__Task brief__:
Give every line below again, exactly.

___ Material for this task ___

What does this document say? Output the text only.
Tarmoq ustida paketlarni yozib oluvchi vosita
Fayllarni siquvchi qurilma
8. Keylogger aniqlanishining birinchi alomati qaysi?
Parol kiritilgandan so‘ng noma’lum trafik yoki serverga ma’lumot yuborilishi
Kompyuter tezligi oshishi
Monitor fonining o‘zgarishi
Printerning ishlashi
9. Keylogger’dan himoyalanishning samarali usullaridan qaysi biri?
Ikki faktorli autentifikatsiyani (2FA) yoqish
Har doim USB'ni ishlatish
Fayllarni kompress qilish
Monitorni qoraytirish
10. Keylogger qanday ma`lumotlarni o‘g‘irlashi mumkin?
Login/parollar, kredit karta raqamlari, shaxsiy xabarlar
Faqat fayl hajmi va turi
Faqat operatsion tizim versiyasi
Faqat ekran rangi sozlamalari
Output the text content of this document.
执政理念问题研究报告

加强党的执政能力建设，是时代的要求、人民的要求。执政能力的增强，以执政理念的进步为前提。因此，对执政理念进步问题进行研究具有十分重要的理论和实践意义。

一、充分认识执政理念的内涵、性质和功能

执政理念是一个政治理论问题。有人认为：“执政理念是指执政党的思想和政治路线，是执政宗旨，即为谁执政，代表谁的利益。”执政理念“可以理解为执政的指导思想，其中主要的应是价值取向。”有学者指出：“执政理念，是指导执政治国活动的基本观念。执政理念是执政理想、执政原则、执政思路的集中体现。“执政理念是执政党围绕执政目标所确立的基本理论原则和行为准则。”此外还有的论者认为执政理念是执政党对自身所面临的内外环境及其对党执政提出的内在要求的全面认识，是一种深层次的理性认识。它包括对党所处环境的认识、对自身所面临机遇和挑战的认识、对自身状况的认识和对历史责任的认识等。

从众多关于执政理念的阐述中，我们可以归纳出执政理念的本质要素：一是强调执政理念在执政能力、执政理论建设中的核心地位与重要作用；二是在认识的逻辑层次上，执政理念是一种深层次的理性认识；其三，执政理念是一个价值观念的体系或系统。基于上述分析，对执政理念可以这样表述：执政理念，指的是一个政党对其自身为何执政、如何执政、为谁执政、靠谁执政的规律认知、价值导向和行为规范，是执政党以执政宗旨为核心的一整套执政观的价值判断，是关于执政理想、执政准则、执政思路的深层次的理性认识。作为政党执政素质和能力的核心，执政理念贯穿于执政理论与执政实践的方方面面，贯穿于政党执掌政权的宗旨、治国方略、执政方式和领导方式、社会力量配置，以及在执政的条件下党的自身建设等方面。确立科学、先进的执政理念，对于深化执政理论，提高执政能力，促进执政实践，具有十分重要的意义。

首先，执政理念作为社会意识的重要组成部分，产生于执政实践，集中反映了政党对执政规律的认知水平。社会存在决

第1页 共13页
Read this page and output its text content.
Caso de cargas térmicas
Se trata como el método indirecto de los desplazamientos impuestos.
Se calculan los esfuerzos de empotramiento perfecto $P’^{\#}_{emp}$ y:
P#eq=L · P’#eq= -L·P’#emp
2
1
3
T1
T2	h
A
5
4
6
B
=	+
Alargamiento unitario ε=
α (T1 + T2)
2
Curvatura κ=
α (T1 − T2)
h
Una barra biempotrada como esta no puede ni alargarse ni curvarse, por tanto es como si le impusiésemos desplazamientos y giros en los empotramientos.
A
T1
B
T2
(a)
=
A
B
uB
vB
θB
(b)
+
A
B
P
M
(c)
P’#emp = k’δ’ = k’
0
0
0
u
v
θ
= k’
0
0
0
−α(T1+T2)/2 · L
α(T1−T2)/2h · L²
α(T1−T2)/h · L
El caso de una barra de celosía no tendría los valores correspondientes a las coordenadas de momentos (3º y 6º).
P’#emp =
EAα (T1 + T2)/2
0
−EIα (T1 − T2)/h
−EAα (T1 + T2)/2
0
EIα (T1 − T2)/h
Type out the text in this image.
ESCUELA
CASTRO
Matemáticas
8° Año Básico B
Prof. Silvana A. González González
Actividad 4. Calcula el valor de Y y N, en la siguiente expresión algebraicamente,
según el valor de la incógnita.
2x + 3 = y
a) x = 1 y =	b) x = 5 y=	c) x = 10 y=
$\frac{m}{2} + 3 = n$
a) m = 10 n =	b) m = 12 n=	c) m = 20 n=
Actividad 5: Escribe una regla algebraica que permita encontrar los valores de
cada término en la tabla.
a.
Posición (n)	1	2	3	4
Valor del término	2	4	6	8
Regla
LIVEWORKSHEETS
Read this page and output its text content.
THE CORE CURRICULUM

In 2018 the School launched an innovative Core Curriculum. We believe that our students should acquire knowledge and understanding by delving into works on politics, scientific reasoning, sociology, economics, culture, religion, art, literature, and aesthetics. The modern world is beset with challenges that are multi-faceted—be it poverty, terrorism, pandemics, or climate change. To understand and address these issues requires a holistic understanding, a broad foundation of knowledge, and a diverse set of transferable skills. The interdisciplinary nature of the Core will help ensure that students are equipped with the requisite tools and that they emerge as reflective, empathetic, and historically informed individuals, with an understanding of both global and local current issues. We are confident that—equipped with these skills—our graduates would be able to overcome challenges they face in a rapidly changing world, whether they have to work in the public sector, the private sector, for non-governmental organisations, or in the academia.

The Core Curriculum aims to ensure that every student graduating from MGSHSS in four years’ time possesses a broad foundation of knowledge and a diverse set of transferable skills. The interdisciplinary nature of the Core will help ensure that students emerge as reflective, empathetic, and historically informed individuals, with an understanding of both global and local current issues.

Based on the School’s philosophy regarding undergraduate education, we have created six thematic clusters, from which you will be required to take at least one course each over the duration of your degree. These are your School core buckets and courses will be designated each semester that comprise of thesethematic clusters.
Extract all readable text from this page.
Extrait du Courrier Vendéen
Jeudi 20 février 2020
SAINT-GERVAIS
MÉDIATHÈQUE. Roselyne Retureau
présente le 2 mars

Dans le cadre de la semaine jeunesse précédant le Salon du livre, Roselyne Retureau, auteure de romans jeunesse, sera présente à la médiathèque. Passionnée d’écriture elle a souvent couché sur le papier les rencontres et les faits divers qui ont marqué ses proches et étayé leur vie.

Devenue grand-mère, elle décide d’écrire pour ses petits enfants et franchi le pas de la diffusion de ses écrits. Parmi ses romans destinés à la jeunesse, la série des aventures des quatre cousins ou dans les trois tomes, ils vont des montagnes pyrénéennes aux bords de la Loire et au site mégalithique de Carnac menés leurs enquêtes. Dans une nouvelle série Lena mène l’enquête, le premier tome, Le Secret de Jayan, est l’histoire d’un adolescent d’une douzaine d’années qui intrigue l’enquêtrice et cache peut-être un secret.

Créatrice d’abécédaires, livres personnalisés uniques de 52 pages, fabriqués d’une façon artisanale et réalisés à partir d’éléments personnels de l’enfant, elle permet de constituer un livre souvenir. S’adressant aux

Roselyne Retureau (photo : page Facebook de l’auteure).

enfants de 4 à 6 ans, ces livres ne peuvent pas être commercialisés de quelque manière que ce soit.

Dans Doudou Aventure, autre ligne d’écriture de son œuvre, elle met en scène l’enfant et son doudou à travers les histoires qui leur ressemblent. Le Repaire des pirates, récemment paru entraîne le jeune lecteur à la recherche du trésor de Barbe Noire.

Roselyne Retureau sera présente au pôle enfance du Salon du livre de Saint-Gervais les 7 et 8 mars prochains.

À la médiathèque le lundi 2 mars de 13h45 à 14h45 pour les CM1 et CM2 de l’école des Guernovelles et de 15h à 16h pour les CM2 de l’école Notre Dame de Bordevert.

___

__The response__:
What does this document say? Output the text only.
Tarmoq ustida paketlarni yozib oluvchi vosita
Fayllarni siquvchi qurilma
8. Keylogger aniqlanishining birinchi alomati qaysi?
Parol kiritilgandan so‘ng noma’lum trafik yoki serverga ma’lumot yuborilishi
Kompyuter tezligi oshishi
Monitor fonining o‘zgarishi
Printerning ishlashi
9. Keylogger’dan himoyalanishning samarali usullaridan qaysi biri?
Ikki faktorli autentifikatsiyani (2FA) yoqish
Har doim USB'ni ishlatish
Fayllarni kompress qilish
Monitorni qoraytirish
10. Keylogger qanday ma`lumotlarni o‘g‘irlashi mumkin?
Login/parollar, kredit karta raqamlari, shaxsiy xabarlar
Faqat fayl hajmi va turi
Faqat operatsion tizim versiyasi
Faqat ekran rangi sozlamalari
Output the text content of this document.
执政理念问题研究报告

加强党的执政能力建设，是时代的要求、人民的要求。执政能力的增强，以执政理念的进步为前提。因此，对执政理念进步问题进行研究具有十分重要的理论和实践意义。

一、充分认识执政理念的内涵、性质和功能

执政理念是一个政治理论问题。有人认为：“执政理念是指执政党的思想和政治路线，是执政宗旨，即为谁执政，代表谁的利益。”执政理念“可以理解为执政的指导思想，其中主要的应是价值取向。”有学者指出：“执政理念，是指导执政治国活动的基本观念。执政理念是执政理想、执政原则、执政思路的集中体现。“执政理念是执政党围绕执政目标所确立的基本理论原则和行为准则。”此外还有的论者认为执政理念是执政党对自身所面临的内外环境及其对党执政提出的内在要求的全面认识，是一种深层次的理性认识。它包括对党所处环境的认识、对自身所面临机遇和挑战的认识、对自身状况的认识和对历史责任的认识等。

从众多关于执政理念的阐述中，我们可以归纳出执政理念的本质要素：一是强调执政理念在执政能力、执政理论建设中的核心地位与重要作用；二是在认识的逻辑层次上，执政理念是一种深层次的理性认识；其三，执政理念是一个价值观念的体系或系统。基于上述分析，对执政理念可以这样表述：执政理念，指的是一个政党对其自身为何执政、如何执政、为谁执政、靠谁执政的规律认知、价值导向和行为规范，是执政党以执政宗旨为核心的一整套执政观的价值判断，是关于执政理想、执政准则、执政思路的深层次的理性认识。作为政党执政素质和能力的核心，执政理念贯穿于执政理论与执政实践的方方面面，贯穿于政党执掌政权的宗旨、治国方略、执政方式和领导方式、社会力量配置，以及在执政的条件下党的自身建设等方面。确立科学、先进的执政理念，对于深化执政理论，提高执政能力，促进执政实践，具有十分重要的意义。

首先，执政理念作为社会意识的重要组成部分，产生于执政实践，集中反映了政党对执政规律的认知水平。社会存在决

第1页 共13页
Read this page and output its text content.
Caso de cargas térmicas
Se trata como el método indirecto de los desplazamientos impuestos.
Se calculan los esfuerzos de empotramiento perfecto $P’^{\#}_{emp}$ y:
P#eq=L · P’#eq= -L·P’#emp
2
1
3
T1
T2	h
A
5
4
6
B
=	+
Alargamiento unitario ε=
α (T1 + T2)
2
Curvatura κ=
α (T1 − T2)
h
Una barra biempotrada como esta no puede ni alargarse ni curvarse, por tanto es como si le impusiésemos desplazamientos y giros en los empotramientos.
A
T1
B
T2
(a)
=
A
B
uB
vB
θB
(b)
+
A
B
P
M
(c)
P’#emp = k’δ’ = k’
0
0
0
u
v
θ
= k’
0
0
0
−α(T1+T2)/2 · L
α(T1−T2)/2h · L²
α(T1−T2)/h · L
El caso de una barra de celosía no tendría los valores correspondientes a las coordenadas de momentos (3º y 6º).
P’#emp =
EAα (T1 + T2)/2
0
−EIα (T1 − T2)/h
−EAα (T1 + T2)/2
0
EIα (T1 − T2)/h
Type out the text in this image.
ESCUELA
CASTRO
Matemáticas
8° Año Básico B
Prof. Silvana A. González González
Actividad 4. Calcula el valor de Y y N, en la siguiente expresión algebraicamente,
según el valor de la incógnita.
2x + 3 = y
a) x = 1 y =	b) x = 5 y=	c) x = 10 y=
$\frac{m}{2} + 3 = n$
a) m = 10 n =	b) m = 12 n=	c) m = 20 n=
Actividad 5: Escribe una regla algebraica que permita encontrar los valores de
cada término en la tabla.
a.
Posición (n)	1	2	3	4
Valor del término	2	4	6	8
Regla
LIVEWORKSHEETS
Read this page and output its text content.
THE CORE CURRICULUM

In 2018 the School launched an innovative Core Curriculum. We believe that our students should acquire knowledge and understanding by delving into works on politics, scientific reasoning, sociology, economics, culture, religion, art, literature, and aesthetics. The modern world is beset with challenges that are multi-faceted—be it poverty, terrorism, pandemics, or climate change. To understand and address these issues requires a holistic understanding, a broad foundation of knowledge, and a diverse set of transferable skills. The interdisciplinary nature of the Core will help ensure that students are equipped with the requisite tools and that they emerge as reflective, empathetic, and historically informed individuals, with an understanding of both global and local current issues. We are confident that—equipped with these skills—our graduates would be able to overcome challenges they face in a rapidly changing world, whether they have to work in the public sector, the private sector, for non-governmental organisations, or in the academia.

The Core Curriculum aims to ensure that every student graduating from MGSHSS in four years’ time possesses a broad foundation of knowledge and a diverse set of transferable skills. The interdisciplinary nature of the Core will help ensure that students emerge as reflective, empathetic, and historically informed individuals, with an understanding of both global and local current issues.

Based on the School’s philosophy regarding undergraduate education, we have created six thematic clusters, from which you will be required to take at least one course each over the duration of your degree. These are your School core buckets and courses will be designated each semester that comprise of thesethematic clusters.
Extract all readable text from this page.
Extrait du Courrier Vendéen
Jeudi 20 février 2020
SAINT-GERVAIS
MÉDIATHÈQUE. Roselyne Retureau
présente le 2 mars

Dans le cadre de la semaine jeunesse précédant le Salon du livre, Roselyne Retureau, auteure de romans jeunesse, sera présente à la médiathèque. Passionnée d’écriture elle a souvent couché sur le papier les rencontres et les faits divers qui ont marqué ses proches et étayé leur vie.

Devenue grand-mère, elle décide d’écrire pour ses petits enfants et franchi le pas de la diffusion de ses écrits. Parmi ses romans destinés à la jeunesse, la série des aventures des quatre cousins ou dans les trois tomes, ils vont des montagnes pyrénéennes aux bords de la Loire et au site mégalithique de Carnac menés leurs enquêtes. Dans une nouvelle série Lena mène l’enquête, le premier tome, Le Secret de Jayan, est l’histoire d’un adolescent d’une douzaine d’années qui intrigue l’enquêtrice et cache peut-être un secret.

Créatrice d’abécédaires, livres personnalisés uniques de 52 pages, fabriqués d’une façon artisanale et réalisés à partir d’éléments personnels de l’enfant, elle permet de constituer un livre souvenir. S’adressant aux

Roselyne Retureau (photo : page Facebook de l’auteure).

enfants de 4 à 6 ans, ces livres ne peuvent pas être commercialisés de quelque manière que ce soit.

Dans Doudou Aventure, autre ligne d’écriture de son œuvre, elle met en scène l’enfant et son doudou à travers les histoires qui leur ressemblent. Le Repaire des pirates, récemment paru entraîne le jeune lecteur à la recherche du trésor de Barbe Noire.

Roselyne Retureau sera présente au pôle enfance du Salon du livre de Saint-Gervais les 7 et 8 mars prochains.

À la médiathèque le lundi 2 mars de 13h45 à 14h45 pour les CM1 et CM2 de l’école des Guernovelles et de 15h à 16h pour les CM2 de l’école Notre Dame de Bordevert.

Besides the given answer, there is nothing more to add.